TASK DESCRIPTION
Look below and pull out each line with the word "aplicados".

--- START EXTRACTED INFORMATION ---

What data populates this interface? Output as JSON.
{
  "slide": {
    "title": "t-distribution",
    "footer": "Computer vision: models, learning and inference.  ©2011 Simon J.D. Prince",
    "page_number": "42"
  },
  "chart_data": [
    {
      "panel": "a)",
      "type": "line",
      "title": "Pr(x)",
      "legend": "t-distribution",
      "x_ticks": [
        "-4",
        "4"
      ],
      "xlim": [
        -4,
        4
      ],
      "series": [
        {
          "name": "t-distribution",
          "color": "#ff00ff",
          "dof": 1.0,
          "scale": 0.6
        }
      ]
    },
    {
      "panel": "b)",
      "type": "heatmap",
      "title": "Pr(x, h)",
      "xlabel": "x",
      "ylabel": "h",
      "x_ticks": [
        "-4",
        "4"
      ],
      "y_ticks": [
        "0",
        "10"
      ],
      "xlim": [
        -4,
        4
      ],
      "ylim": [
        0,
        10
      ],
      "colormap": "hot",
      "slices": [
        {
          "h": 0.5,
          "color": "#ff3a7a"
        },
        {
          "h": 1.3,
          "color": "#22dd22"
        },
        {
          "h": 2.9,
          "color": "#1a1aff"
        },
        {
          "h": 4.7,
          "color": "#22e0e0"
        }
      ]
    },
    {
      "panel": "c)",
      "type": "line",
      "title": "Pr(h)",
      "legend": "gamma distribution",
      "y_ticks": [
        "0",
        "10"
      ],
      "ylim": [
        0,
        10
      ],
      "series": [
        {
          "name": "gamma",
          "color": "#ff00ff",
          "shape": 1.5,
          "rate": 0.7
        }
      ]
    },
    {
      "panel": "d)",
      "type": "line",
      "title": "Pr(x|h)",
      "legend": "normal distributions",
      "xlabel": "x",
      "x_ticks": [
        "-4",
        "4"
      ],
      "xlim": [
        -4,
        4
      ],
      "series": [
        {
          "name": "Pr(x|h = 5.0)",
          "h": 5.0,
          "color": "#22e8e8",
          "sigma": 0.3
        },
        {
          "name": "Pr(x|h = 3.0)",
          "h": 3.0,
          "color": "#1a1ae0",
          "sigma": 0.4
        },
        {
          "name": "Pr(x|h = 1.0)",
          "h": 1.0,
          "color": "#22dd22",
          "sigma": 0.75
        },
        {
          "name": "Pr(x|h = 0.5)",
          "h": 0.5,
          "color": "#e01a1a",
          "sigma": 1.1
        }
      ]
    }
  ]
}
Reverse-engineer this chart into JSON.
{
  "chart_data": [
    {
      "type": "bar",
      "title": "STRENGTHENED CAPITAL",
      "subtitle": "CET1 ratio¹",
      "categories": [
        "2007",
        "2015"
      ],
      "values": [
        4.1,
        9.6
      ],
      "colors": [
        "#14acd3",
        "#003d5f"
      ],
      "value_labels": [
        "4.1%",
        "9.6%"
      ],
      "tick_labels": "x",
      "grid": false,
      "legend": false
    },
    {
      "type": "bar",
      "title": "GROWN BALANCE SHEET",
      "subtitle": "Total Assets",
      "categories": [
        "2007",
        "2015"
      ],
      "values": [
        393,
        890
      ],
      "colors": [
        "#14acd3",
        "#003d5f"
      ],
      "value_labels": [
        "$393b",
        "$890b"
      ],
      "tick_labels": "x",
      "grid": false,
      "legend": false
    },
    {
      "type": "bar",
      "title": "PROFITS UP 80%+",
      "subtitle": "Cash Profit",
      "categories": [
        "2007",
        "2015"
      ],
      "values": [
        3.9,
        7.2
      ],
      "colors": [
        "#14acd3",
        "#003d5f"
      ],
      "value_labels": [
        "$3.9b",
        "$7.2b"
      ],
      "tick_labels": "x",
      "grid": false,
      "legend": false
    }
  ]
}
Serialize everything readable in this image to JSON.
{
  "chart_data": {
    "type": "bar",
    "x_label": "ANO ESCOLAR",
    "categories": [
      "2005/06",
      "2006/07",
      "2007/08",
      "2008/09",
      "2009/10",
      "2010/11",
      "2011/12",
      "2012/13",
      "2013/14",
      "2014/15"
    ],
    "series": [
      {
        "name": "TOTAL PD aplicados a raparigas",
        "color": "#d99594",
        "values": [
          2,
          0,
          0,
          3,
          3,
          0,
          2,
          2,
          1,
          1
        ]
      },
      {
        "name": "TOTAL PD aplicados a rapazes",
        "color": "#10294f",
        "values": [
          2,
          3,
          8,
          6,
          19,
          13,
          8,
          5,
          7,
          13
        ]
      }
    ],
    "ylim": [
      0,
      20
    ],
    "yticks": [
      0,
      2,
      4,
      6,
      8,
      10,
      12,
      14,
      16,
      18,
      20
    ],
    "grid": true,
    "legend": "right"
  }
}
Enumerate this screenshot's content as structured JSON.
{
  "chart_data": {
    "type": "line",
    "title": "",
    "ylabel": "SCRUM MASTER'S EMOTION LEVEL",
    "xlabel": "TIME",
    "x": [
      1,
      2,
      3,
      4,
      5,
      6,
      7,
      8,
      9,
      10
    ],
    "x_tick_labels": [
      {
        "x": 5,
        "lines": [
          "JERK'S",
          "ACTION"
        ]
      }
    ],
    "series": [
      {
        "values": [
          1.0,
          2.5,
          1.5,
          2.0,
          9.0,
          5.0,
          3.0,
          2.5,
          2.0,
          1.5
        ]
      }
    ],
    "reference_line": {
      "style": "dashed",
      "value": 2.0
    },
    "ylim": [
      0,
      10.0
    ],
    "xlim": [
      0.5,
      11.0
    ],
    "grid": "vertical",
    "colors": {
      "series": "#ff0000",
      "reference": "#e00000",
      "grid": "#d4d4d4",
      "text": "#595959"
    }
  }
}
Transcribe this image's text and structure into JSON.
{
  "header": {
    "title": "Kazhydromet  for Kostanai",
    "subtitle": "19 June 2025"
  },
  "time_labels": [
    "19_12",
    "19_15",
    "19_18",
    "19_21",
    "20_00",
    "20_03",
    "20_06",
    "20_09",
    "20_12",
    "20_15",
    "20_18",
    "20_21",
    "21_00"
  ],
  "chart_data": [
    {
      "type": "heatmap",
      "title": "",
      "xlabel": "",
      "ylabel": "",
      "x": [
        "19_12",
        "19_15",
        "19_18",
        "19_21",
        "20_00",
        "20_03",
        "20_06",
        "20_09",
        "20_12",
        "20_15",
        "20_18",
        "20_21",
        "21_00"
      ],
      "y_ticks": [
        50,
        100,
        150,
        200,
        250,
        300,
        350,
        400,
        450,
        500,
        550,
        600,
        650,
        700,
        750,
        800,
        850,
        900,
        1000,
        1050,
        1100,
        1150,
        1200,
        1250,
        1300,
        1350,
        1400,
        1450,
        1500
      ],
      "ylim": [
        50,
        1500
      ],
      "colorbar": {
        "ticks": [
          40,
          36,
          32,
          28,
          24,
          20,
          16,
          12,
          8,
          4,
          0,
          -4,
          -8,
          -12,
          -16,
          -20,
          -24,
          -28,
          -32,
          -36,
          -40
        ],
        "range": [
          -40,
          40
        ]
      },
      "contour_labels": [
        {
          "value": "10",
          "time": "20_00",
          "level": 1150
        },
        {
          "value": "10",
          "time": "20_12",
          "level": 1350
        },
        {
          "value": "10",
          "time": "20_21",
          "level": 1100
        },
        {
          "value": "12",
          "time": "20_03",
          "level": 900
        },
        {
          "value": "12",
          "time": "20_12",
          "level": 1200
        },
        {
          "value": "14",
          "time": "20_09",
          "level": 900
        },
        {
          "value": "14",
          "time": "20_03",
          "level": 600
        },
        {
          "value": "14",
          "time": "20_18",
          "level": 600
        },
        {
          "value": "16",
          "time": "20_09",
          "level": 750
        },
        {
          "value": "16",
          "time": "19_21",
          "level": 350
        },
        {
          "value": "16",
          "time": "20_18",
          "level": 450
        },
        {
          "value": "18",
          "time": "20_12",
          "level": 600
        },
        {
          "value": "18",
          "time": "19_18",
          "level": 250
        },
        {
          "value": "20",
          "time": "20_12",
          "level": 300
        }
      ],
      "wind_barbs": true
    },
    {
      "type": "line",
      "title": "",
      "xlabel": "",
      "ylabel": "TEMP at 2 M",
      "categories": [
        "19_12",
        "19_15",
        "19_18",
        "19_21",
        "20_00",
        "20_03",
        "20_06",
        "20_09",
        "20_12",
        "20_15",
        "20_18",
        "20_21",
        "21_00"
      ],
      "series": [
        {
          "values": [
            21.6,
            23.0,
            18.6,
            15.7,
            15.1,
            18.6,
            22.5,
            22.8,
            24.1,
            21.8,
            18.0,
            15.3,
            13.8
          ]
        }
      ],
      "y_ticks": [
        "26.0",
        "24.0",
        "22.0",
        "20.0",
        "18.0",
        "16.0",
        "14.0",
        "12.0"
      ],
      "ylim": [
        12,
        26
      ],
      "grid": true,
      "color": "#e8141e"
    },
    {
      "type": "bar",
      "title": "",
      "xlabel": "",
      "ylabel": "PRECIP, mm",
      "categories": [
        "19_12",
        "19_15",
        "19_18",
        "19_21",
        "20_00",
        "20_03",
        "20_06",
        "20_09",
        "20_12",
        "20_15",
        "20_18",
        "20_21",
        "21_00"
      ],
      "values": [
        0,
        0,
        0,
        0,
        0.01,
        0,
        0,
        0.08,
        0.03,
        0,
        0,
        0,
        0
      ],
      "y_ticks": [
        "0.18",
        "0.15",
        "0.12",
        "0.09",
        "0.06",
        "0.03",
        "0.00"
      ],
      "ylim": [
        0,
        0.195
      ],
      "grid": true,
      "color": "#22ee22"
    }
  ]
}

--- END EXTRACTED INFORMATION ---

EXERCISE OUTPUT
        "name": "TOTAL PD aplicados a raparigas",
        "name": "TOTAL PD aplicados a rapazes",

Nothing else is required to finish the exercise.